- **Written exercise**
Could you print every record below exactly as it appears?

* begin Exercise input *

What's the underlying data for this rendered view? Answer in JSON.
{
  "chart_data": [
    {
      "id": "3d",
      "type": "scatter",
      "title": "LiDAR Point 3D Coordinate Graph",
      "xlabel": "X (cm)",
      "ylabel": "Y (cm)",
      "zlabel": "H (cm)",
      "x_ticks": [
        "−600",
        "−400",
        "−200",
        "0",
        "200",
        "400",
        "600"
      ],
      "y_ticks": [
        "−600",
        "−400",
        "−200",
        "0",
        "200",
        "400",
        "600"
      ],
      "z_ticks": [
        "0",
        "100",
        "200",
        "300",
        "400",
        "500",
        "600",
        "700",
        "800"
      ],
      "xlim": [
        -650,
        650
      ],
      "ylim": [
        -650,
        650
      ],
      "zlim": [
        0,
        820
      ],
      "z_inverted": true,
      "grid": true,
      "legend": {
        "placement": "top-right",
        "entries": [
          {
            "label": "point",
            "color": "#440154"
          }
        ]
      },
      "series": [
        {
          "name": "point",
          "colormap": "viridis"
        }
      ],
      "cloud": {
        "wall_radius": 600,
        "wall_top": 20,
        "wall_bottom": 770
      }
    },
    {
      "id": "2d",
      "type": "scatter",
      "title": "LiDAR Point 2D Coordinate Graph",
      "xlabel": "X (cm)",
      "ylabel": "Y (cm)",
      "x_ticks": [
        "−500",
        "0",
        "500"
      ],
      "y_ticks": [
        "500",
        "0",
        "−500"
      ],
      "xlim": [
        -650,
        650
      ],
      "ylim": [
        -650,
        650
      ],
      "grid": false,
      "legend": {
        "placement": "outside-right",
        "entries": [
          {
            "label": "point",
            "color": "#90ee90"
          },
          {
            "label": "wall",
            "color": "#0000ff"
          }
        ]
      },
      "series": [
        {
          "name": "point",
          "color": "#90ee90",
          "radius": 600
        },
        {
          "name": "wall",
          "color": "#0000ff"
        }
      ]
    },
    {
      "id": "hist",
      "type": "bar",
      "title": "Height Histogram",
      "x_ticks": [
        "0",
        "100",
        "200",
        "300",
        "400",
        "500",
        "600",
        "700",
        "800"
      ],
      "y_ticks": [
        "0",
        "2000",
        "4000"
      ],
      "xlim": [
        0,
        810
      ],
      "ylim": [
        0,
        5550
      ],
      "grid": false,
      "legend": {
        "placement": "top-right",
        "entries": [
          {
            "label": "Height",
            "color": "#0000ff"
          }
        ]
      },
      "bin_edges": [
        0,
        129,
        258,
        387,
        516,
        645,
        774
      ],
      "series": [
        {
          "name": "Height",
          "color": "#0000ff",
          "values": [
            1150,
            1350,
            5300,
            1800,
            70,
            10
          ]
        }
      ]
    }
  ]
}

* end Exercise input *

- **The completed task**
What's the underlying data for this rendered view? Answer in JSON.
{
  "chart_data": [
    {
      "id": "3d",
      "type": "scatter",
      "title": "LiDAR Point 3D Coordinate Graph",
      "xlabel": "X (cm)",
      "ylabel": "Y (cm)",
      "zlabel": "H (cm)",
      "x_ticks": [
        "−600",
        "−400",
        "−200",
        "0",
        "200",
        "400",
        "600"
      ],
      "y_ticks": [
        "−600",
        "−400",
        "−200",
        "0",
        "200",
        "400",
        "600"
      ],
      "z_ticks": [
        "0",
        "100",
        "200",
        "300",
        "400",
        "500",
        "600",
        "700",
        "800"
      ],
      "xlim": [
        -650,
        650
      ],
      "ylim": [
        -650,
        650
      ],
      "zlim": [
        0,
        820
      ],
      "z_inverted": true,
      "grid": true,
      "legend": {
        "placement": "top-right",
        "entries": [
          {
            "label": "point",
            "color": "#440154"
          }
        ]
      },
      "series": [
        {
          "name": "point",
          "colormap": "viridis"
        }
      ],
      "cloud": {
        "wall_radius": 600,
        "wall_top": 20,
        "wall_bottom": 770
      }
    },
    {
      "id": "2d",
      "type": "scatter",
      "title": "LiDAR Point 2D Coordinate Graph",
      "xlabel": "X (cm)",
      "ylabel": "Y (cm)",
      "x_ticks": [
        "−500",
        "0",
        "500"
      ],
      "y_ticks": [
        "500",
        "0",
        "−500"
      ],
      "xlim": [
        -650,
        650
      ],
      "ylim": [
        -650,
        650
      ],
      "grid": false,
      "legend": {
        "placement": "outside-right",
        "entries": [
          {
            "label": "point",
            "color": "#90ee90"
          },
          {
            "label": "wall",
            "color": "#0000ff"
          }
        ]
      },
      "series": [
        {
          "name": "point",
          "color": "#90ee90",
          "radius": 600
        },
        {
          "name": "wall",
          "color": "#0000ff"
        }
      ]
    },
    {
      "id": "hist",
      "type": "bar",
      "title": "Height Histogram",
      "x_ticks": [
        "0",
        "100",
        "200",
        "300",
        "400",
        "500",
        "600",
        "700",
        "800"
      ],
      "y_ticks": [
        "0",
        "2000",
        "4000"
      ],
      "xlim": [
        0,
        810
      ],
      "ylim": [
        0,
        5550
      ],
      "grid": false,
      "legend": {
        "placement": "top-right",
        "entries": [
          {
            "label": "Height",
            "color": "#0000ff"
          }
        ]
      },
      "bin_edges": [
        0,
        129,
        258,
        387,
        516,
        645,
        774
      ],
      "series": [
        {
          "name": "Height",
          "color": "#0000ff",
          "values": [
            1150,
            1350,
            5300,
            1800,
            70,
            10
          ]
        }
      ]
    }
  ]
}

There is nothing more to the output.